[Recorded data]
----------

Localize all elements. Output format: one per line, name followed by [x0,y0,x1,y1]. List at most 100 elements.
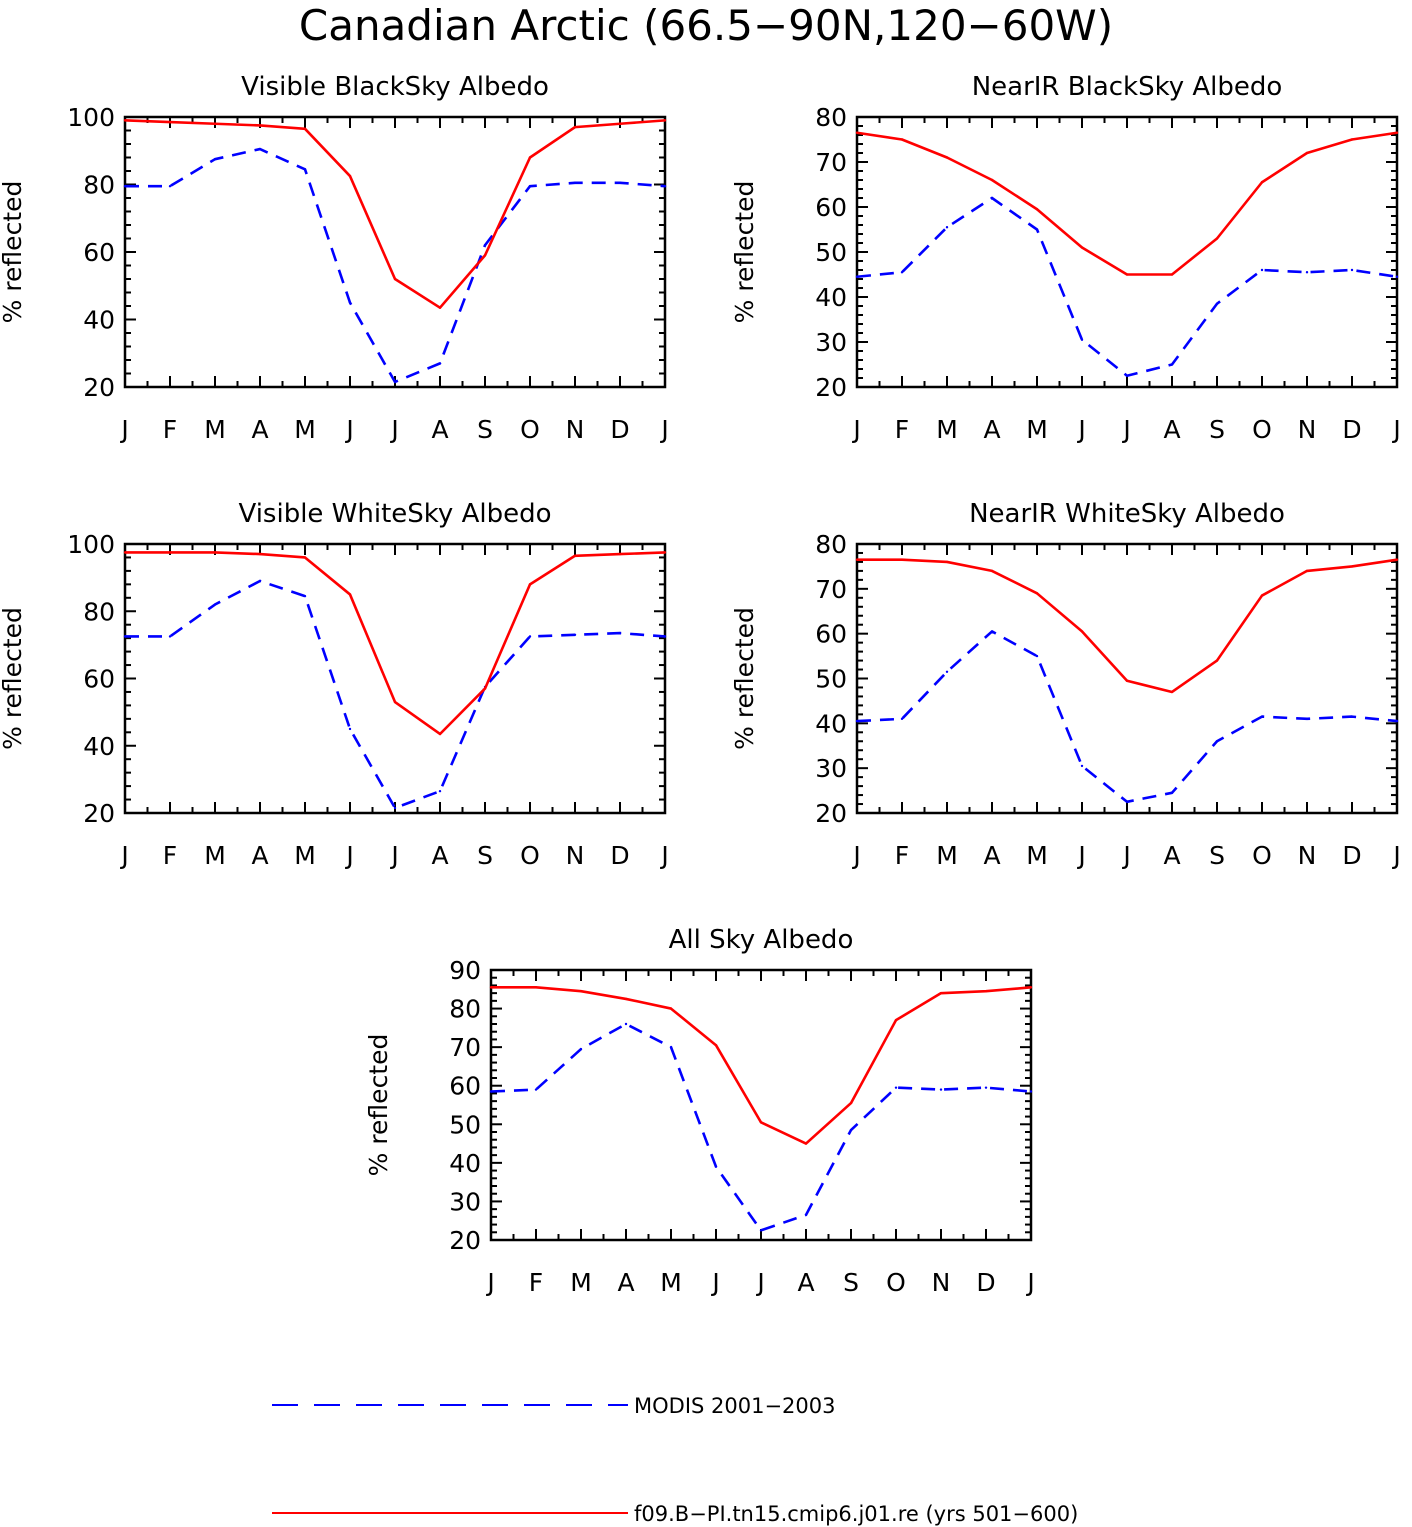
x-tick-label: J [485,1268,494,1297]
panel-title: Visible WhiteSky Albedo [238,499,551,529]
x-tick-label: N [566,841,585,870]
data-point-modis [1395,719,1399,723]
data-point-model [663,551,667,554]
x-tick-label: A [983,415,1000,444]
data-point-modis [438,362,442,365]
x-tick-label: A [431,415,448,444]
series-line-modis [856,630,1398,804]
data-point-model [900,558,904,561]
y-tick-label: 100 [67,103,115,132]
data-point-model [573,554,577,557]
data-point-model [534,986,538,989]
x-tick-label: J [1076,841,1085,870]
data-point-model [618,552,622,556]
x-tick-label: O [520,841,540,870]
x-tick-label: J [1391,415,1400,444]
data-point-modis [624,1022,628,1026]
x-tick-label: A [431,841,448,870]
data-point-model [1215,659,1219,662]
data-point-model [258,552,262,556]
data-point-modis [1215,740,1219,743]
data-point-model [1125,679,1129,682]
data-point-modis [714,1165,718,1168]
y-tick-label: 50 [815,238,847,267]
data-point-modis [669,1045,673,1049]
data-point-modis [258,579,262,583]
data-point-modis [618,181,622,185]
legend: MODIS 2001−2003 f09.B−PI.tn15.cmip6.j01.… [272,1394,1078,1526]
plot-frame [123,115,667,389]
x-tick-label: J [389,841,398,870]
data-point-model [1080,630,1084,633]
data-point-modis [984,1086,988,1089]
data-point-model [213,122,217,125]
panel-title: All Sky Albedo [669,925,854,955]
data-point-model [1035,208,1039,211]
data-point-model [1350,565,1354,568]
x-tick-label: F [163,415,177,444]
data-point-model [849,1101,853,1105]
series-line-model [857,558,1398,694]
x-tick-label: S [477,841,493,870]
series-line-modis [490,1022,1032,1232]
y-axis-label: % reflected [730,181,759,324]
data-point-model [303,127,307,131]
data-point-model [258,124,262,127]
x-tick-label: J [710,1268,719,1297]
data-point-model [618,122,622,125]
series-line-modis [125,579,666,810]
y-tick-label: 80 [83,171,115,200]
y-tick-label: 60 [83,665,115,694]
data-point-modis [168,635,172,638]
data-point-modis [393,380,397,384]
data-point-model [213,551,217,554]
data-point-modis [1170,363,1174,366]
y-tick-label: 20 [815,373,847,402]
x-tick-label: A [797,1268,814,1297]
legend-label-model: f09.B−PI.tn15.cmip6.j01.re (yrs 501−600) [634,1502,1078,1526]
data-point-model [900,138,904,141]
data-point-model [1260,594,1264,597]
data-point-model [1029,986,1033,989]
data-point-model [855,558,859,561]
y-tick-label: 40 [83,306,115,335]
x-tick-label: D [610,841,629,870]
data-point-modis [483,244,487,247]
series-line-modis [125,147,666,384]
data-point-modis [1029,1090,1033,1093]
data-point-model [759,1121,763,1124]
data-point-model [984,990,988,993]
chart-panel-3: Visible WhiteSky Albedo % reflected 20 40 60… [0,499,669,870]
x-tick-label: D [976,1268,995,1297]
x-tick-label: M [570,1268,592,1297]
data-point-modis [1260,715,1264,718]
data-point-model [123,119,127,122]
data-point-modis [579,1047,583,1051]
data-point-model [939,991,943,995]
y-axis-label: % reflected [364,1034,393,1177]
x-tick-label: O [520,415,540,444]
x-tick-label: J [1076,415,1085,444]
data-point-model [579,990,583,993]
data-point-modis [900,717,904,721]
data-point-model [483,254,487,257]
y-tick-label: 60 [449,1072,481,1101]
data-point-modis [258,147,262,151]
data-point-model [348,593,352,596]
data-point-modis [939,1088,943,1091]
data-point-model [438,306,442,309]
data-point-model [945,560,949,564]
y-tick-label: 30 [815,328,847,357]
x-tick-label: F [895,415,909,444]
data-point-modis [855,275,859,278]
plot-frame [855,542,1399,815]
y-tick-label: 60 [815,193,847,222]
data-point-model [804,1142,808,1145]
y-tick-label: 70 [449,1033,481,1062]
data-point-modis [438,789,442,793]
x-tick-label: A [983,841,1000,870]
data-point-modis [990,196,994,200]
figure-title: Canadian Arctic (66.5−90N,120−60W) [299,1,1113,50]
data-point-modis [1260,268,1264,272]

----------

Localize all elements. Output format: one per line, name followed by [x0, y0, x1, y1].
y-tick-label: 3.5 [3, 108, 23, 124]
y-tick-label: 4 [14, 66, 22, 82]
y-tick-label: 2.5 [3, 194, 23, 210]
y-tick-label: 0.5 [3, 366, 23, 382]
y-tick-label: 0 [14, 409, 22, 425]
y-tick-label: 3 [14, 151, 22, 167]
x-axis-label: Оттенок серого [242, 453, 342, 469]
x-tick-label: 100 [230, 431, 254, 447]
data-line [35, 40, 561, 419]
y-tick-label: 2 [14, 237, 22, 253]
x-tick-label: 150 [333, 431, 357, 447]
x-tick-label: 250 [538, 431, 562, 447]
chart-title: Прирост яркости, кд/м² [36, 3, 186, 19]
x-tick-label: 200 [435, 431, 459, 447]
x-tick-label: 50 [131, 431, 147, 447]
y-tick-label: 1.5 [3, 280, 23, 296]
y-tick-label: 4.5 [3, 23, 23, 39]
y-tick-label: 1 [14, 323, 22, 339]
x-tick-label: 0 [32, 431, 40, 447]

----------

▸ What is needed:
In the material, from the line with "y0, x1, y1]." through the line with "x-tick-label: 0 [32, 431, 40, 447]", switch "data-line" to "plot-line" and leave everything else as it is. Return only those lines.

▸ Answer below:
Localize all elements. Output format: one per line, name followed by [x0, y0, x1, y1].
y-tick-label: 3.5 [3, 108, 23, 124]
y-tick-label: 4 [14, 66, 22, 82]
y-tick-label: 2.5 [3, 194, 23, 210]
y-tick-label: 0.5 [3, 366, 23, 382]
y-tick-label: 0 [14, 409, 22, 425]
y-tick-label: 3 [14, 151, 22, 167]
x-axis-label: Оттенок серого [242, 453, 342, 469]
x-tick-label: 100 [230, 431, 254, 447]
plot-line [35, 40, 561, 419]
y-tick-label: 2 [14, 237, 22, 253]
x-tick-label: 150 [333, 431, 357, 447]
x-tick-label: 250 [538, 431, 562, 447]
chart-title: Прирост яркости, кд/м² [36, 3, 186, 19]
x-tick-label: 200 [435, 431, 459, 447]
x-tick-label: 50 [131, 431, 147, 447]
y-tick-label: 1.5 [3, 280, 23, 296]
y-tick-label: 4.5 [3, 23, 23, 39]
y-tick-label: 1 [14, 323, 22, 339]
x-tick-label: 0 [32, 431, 40, 447]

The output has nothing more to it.